--- Begin GIVEN RECORDS ---

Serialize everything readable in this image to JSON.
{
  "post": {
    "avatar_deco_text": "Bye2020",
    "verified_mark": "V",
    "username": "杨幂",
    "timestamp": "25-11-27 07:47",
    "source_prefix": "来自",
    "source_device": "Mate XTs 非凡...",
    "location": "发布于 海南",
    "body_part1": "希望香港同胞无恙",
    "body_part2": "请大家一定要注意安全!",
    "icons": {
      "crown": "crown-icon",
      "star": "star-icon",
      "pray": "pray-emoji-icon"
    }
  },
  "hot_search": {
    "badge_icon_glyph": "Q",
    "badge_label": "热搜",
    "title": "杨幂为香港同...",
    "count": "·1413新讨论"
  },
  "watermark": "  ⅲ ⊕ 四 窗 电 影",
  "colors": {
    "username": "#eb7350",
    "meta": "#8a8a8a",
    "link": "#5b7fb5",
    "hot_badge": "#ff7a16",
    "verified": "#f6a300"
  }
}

--- End GIVEN RECORDS ---
--- Begin GIVEN RECORDS ---

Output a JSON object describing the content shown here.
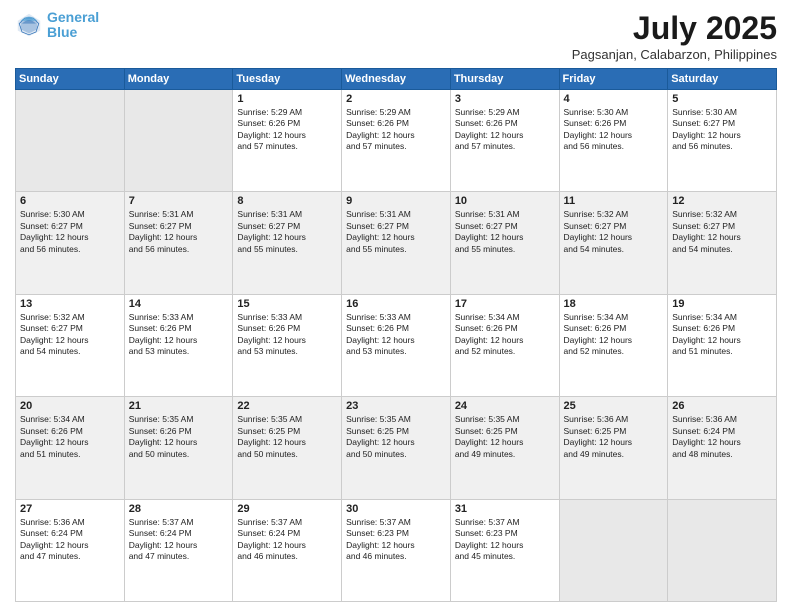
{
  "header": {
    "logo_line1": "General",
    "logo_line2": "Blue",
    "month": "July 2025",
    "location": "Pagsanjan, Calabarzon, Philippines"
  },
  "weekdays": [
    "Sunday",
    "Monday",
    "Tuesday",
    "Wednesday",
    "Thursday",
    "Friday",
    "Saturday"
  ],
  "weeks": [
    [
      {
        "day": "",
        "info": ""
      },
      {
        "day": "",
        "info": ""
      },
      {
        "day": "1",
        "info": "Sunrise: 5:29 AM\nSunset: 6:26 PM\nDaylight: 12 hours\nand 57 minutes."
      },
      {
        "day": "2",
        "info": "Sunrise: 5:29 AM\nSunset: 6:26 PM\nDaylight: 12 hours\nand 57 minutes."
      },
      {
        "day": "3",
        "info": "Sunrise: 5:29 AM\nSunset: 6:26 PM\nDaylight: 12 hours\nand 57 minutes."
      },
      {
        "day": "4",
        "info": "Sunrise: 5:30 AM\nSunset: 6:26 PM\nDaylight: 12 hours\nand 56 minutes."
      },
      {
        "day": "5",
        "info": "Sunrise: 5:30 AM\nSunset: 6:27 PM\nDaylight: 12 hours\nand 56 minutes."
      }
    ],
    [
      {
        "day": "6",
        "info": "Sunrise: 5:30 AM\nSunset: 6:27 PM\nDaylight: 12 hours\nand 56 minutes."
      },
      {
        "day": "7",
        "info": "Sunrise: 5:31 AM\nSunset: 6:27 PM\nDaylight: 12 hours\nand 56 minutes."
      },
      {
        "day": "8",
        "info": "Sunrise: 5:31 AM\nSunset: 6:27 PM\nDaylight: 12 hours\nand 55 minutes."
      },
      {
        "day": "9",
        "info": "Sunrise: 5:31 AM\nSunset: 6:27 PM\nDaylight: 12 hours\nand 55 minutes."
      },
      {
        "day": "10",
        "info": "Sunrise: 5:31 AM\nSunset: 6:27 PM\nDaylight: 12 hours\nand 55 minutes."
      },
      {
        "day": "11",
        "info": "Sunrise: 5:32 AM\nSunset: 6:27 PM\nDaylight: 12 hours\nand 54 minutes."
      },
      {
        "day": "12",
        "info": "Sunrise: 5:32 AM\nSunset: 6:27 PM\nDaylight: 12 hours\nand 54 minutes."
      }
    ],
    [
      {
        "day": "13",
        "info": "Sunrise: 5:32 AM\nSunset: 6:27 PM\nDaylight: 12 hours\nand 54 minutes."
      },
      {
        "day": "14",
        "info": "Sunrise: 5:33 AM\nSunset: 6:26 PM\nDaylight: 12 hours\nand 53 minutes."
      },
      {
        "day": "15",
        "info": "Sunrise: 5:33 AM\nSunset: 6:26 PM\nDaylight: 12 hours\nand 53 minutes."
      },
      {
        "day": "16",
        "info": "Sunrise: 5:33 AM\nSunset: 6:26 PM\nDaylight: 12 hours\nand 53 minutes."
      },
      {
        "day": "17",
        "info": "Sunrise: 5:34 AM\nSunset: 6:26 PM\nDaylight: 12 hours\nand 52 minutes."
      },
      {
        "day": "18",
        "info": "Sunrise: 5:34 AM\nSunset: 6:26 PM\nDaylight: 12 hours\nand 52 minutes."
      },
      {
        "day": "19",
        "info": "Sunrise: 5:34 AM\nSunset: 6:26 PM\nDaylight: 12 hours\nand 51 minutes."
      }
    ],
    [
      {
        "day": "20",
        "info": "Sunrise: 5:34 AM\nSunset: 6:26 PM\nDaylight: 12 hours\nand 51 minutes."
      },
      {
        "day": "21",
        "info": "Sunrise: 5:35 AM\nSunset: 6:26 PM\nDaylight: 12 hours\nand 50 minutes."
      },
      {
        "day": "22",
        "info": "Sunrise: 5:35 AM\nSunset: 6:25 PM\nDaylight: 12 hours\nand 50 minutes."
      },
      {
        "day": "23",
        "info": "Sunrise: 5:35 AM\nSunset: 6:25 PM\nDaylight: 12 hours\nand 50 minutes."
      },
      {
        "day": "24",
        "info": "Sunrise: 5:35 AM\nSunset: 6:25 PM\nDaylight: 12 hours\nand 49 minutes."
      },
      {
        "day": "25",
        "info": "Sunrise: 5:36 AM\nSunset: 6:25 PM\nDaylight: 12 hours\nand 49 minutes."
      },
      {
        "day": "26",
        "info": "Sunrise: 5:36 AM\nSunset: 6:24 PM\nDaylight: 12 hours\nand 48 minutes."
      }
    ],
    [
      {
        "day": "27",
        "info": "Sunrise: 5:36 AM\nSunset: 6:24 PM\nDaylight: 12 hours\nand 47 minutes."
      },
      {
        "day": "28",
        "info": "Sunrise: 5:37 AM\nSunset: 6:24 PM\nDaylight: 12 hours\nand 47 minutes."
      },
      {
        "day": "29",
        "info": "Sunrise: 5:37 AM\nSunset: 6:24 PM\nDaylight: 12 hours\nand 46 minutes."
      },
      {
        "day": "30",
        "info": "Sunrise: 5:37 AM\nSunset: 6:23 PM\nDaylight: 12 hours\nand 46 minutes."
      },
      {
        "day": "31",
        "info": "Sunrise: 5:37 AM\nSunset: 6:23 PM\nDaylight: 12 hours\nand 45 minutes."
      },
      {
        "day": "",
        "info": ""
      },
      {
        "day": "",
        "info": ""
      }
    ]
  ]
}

--- End GIVEN RECORDS ---

__TASK STATEMENT__
Collect from the data above every line that includes "JSON".

__FULL OUTPUT__
Serialize everything readable in this image to JSON.
Output a JSON object describing the content shown here.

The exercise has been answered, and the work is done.